Problem> Write out the full listing exactly as given, minus the images.

Information shown>
>> Start

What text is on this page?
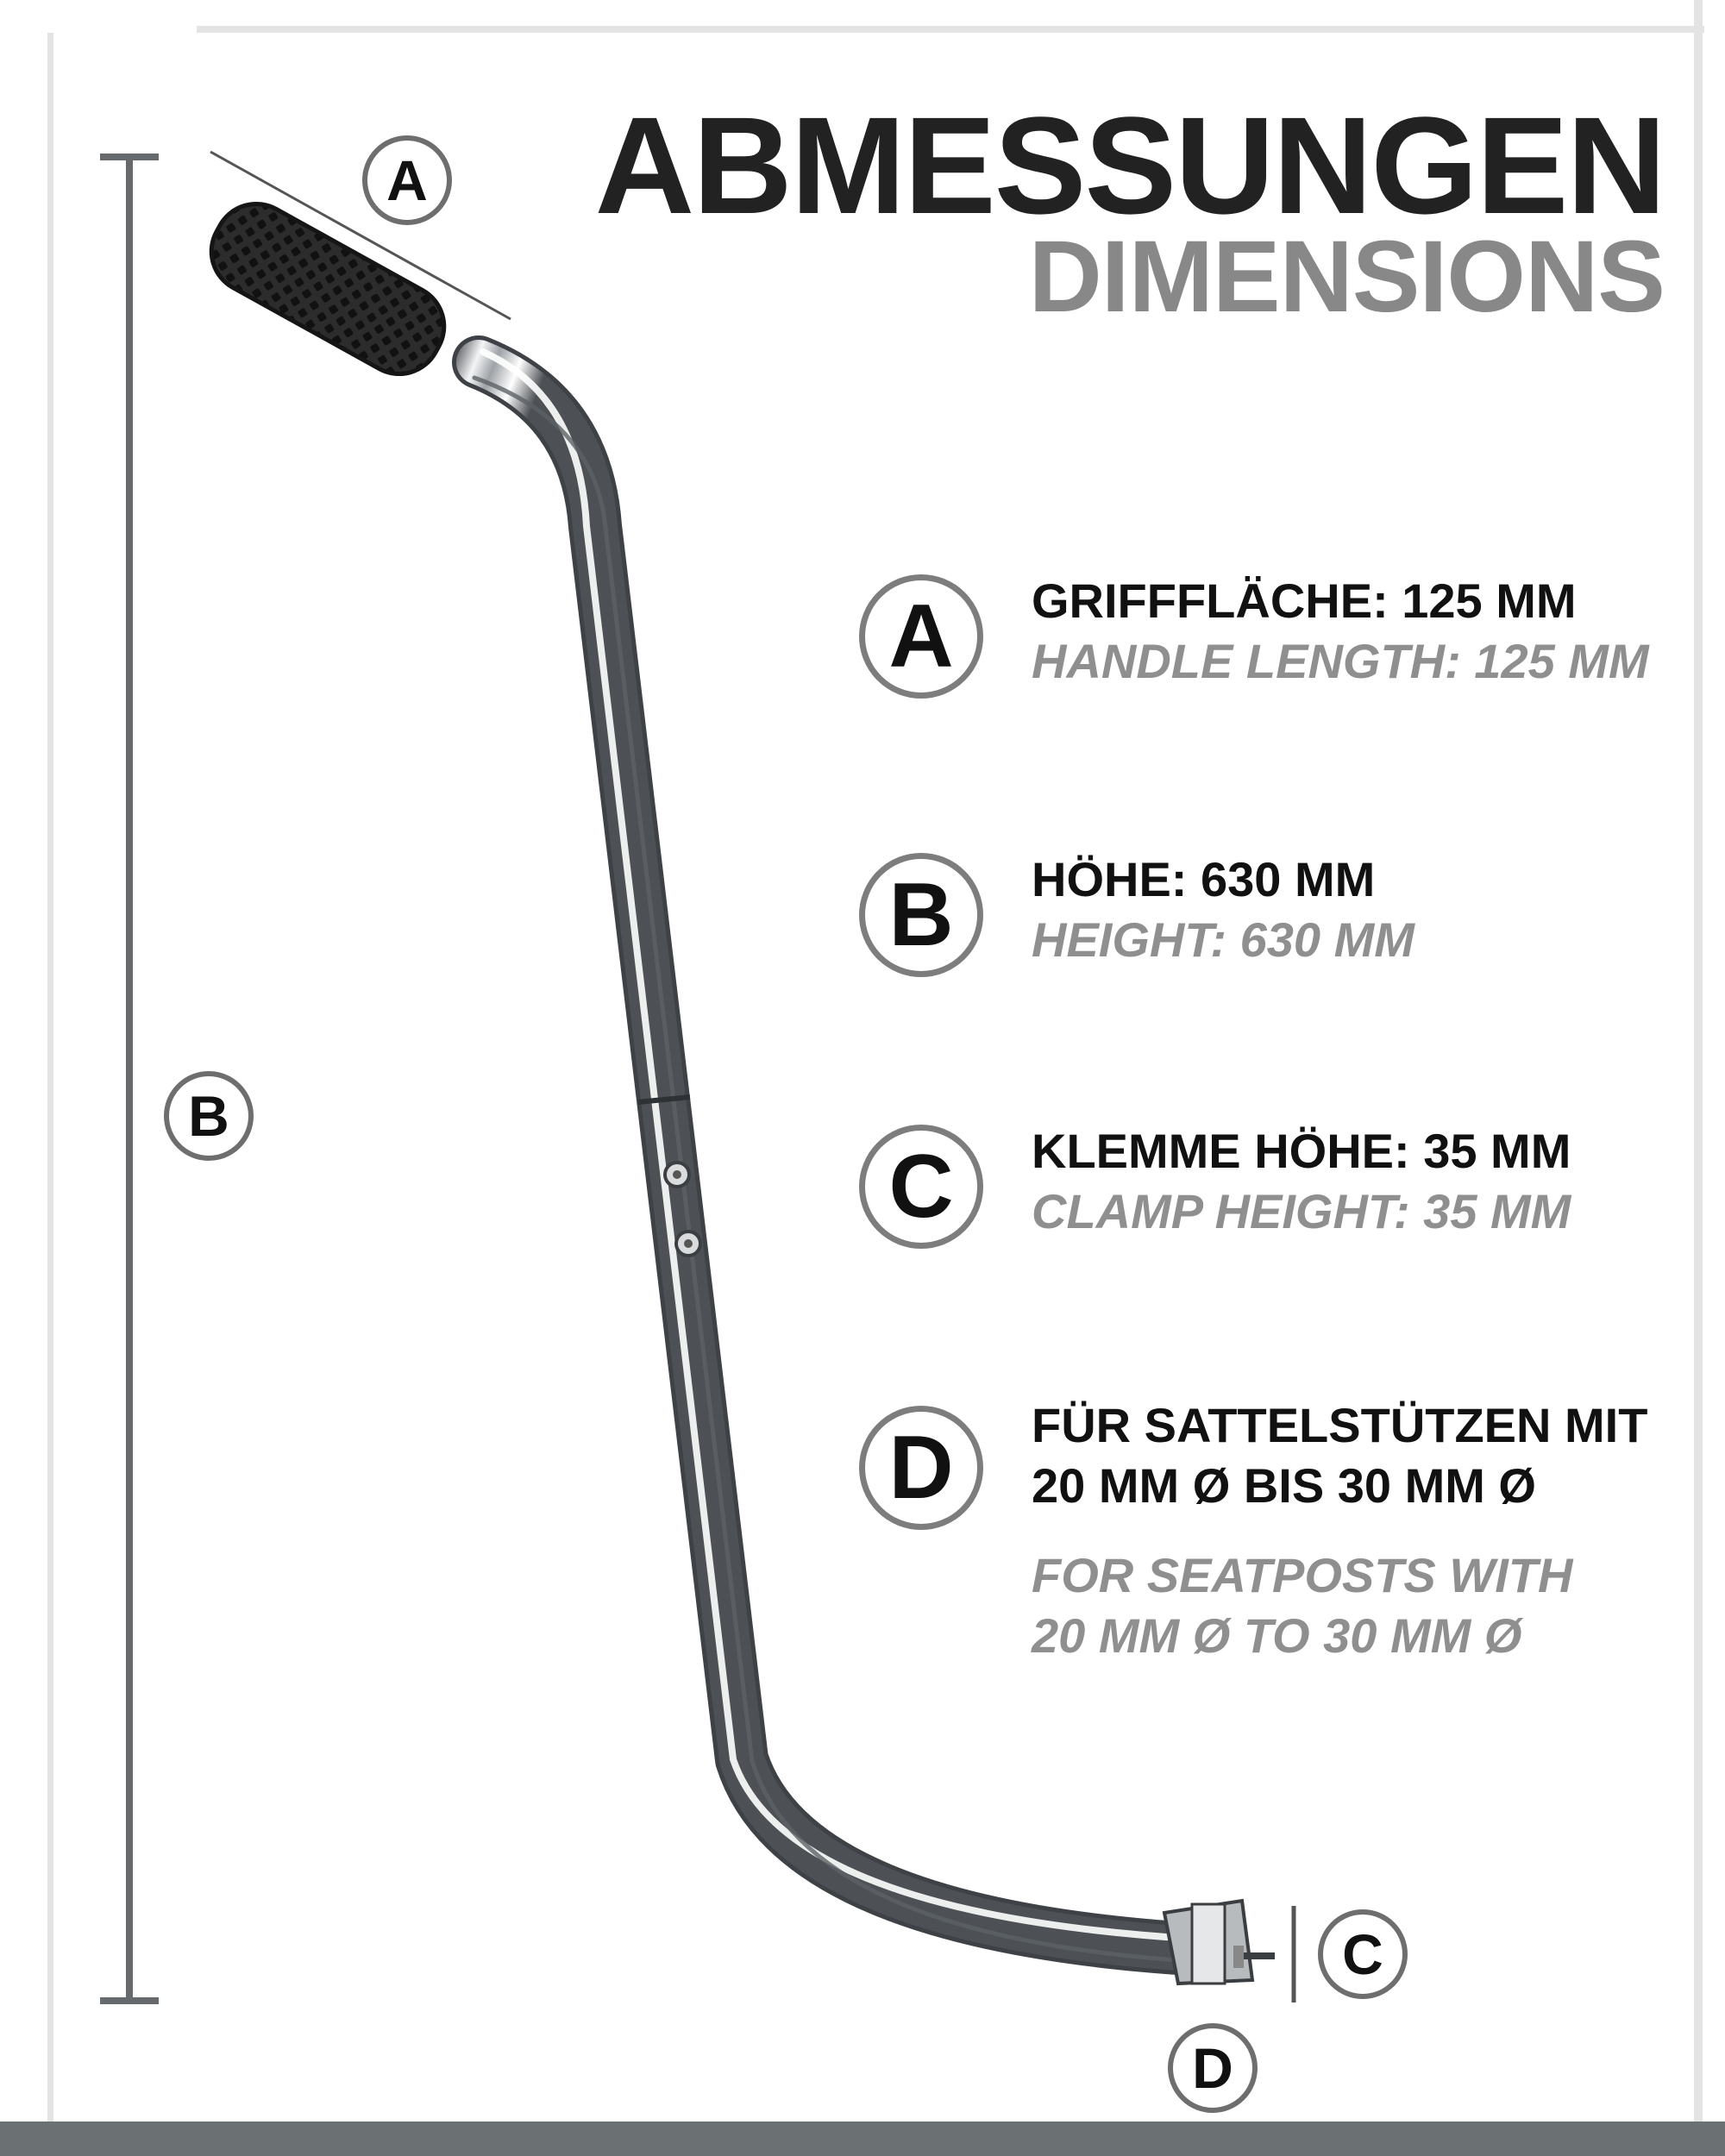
ABMESSUNGEN
DIMENSIONS
A
B
C
D
A	GRIFFFLÄCHE: 125 MM
HANDLE LENGTH: 125 MM
B	HÖHE: 630 MM
HEIGHT: 630 MM
C	KLEMME HÖHE: 35 MM
CLAMP HEIGHT: 35 MM
D	FÜR SATTELSTÜTZEN MIT
20 MM Ø BIS 30 MM Ø
FOR SEATPOSTS WITH
20 MM Ø TO 30 MM Ø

>> End

Full output>
What text is on this page?
ABMESSUNGEN
DIMENSIONS
A
B
C
D
A	GRIFFFLÄCHE: 125 MM
HANDLE LENGTH: 125 MM
B	HÖHE: 630 MM
HEIGHT: 630 MM
C	KLEMME HÖHE: 35 MM
CLAMP HEIGHT: 35 MM
D	FÜR SATTELSTÜTZEN MIT
20 MM Ø BIS 30 MM Ø
FOR SEATPOSTS WITH
20 MM Ø TO 30 MM Ø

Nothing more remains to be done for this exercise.